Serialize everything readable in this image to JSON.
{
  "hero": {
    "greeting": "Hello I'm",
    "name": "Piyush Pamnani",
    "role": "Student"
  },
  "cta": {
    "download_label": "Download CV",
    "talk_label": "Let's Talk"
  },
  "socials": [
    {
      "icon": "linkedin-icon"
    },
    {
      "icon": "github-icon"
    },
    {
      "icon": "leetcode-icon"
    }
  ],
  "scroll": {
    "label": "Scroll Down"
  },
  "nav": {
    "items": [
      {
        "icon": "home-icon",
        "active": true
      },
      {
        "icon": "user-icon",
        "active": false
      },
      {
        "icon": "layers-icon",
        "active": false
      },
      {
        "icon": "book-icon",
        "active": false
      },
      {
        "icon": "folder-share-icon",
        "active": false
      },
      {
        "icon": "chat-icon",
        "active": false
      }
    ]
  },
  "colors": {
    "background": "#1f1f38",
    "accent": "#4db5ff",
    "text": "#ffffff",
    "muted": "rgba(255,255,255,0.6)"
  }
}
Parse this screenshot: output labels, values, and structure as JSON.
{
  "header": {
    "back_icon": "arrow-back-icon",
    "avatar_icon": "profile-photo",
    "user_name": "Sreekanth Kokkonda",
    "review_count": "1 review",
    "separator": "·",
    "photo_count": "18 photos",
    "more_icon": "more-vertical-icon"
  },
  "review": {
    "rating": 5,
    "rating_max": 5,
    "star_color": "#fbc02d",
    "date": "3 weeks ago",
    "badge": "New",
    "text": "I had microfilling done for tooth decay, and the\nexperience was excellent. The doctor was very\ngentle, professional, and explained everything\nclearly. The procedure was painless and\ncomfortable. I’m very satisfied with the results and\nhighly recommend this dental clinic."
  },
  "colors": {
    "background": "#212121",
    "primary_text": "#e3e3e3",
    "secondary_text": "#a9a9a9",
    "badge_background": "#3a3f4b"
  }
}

+ + +

*What is asked*
Each record above should be returned exactly as it appears.

*Reply*
Serialize everything readable in this image to JSON.
{
  "hero": {
    "greeting": "Hello I'm",
    "name": "Piyush Pamnani",
    "role": "Student"
  },
  "cta": {
    "download_label": "Download CV",
    "talk_label": "Let's Talk"
  },
  "socials": [
    {
      "icon": "linkedin-icon"
    },
    {
      "icon": "github-icon"
    },
    {
      "icon": "leetcode-icon"
    }
  ],
  "scroll": {
    "label": "Scroll Down"
  },
  "nav": {
    "items": [
      {
        "icon": "home-icon",
        "active": true
      },
      {
        "icon": "user-icon",
        "active": false
      },
      {
        "icon": "layers-icon",
        "active": false
      },
      {
        "icon": "book-icon",
        "active": false
      },
      {
        "icon": "folder-share-icon",
        "active": false
      },
      {
        "icon": "chat-icon",
        "active": false
      }
    ]
  },
  "colors": {
    "background": "#1f1f38",
    "accent": "#4db5ff",
    "text": "#ffffff",
    "muted": "rgba(255,255,255,0.6)"
  }
}
Parse this screenshot: output labels, values, and structure as JSON.
{
  "header": {
    "back_icon": "arrow-back-icon",
    "avatar_icon": "profile-photo",
    "user_name": "Sreekanth Kokkonda",
    "review_count": "1 review",
    "separator": "·",
    "photo_count": "18 photos",
    "more_icon": "more-vertical-icon"
  },
  "review": {
    "rating": 5,
    "rating_max": 5,
    "star_color": "#fbc02d",
    "date": "3 weeks ago",
    "badge": "New",
    "text": "I had microfilling done for tooth decay, and the\nexperience was excellent. The doctor was very\ngentle, professional, and explained everything\nclearly. The procedure was painless and\ncomfortable. I’m very satisfied with the results and\nhighly recommend this dental clinic."
  },
  "colors": {
    "background": "#212121",
    "primary_text": "#e3e3e3",
    "secondary_text": "#a9a9a9",
    "badge_background": "#3a3f4b"
  }
}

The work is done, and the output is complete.